### What to produce:
Scan the records for the word "this". Copy each line that includes it.
* BEGIN Exercise data *
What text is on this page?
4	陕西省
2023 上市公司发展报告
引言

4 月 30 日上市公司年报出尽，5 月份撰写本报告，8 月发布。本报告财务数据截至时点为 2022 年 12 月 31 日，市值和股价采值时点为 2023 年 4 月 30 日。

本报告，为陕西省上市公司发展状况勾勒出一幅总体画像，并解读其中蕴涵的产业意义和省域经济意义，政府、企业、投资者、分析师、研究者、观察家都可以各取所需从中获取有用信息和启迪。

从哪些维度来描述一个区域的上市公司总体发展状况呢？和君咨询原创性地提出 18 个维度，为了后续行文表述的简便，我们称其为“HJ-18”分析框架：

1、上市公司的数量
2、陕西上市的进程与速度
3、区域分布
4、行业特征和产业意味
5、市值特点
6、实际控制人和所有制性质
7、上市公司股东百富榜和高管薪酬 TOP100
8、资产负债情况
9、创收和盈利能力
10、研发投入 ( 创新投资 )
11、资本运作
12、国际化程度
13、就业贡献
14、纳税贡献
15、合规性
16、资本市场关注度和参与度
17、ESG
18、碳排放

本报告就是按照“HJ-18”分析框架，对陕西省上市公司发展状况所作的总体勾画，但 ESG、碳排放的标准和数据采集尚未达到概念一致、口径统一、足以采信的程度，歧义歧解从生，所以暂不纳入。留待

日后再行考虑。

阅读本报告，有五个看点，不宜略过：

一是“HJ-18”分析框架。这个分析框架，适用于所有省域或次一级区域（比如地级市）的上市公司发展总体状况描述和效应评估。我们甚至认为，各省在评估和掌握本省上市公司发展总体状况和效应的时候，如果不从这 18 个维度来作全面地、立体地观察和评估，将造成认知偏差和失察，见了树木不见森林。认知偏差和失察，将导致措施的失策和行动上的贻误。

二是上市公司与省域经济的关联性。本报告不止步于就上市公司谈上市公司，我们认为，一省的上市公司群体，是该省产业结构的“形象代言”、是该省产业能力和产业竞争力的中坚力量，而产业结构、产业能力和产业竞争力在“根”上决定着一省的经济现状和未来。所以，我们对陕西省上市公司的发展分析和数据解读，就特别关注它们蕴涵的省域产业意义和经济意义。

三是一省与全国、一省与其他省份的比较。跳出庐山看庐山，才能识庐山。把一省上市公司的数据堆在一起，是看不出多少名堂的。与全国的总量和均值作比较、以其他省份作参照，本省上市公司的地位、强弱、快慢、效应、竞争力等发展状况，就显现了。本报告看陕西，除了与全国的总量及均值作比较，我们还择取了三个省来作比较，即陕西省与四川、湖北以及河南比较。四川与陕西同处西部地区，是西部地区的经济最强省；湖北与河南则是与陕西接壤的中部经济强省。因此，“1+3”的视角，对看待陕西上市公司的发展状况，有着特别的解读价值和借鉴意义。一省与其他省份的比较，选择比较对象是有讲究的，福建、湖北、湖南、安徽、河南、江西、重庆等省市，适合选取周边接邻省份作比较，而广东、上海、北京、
* END Exercise data *
* BEGIN Exercise data *
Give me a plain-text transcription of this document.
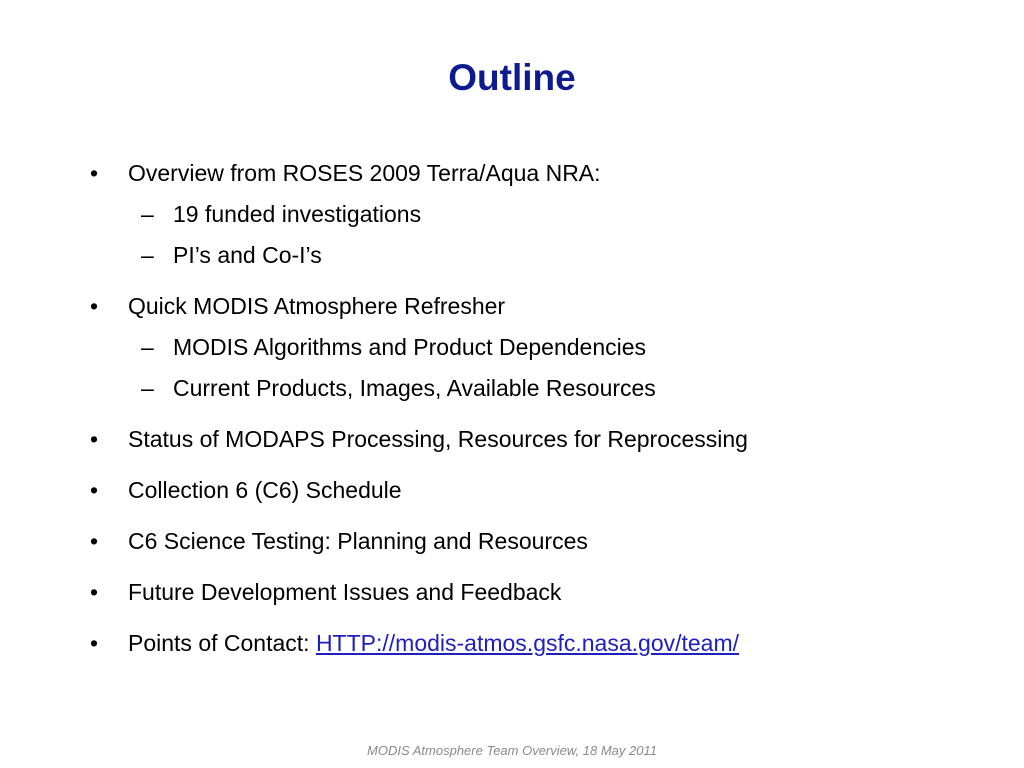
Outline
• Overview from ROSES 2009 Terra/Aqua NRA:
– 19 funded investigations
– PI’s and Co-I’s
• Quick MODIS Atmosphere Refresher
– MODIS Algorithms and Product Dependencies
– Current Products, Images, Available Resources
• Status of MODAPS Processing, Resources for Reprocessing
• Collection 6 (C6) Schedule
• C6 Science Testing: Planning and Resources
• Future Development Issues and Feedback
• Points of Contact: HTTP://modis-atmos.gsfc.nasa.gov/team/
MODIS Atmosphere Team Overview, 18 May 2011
* END Exercise data *
### Final result:
What text is on this page?
Give me a plain-text transcription of this document.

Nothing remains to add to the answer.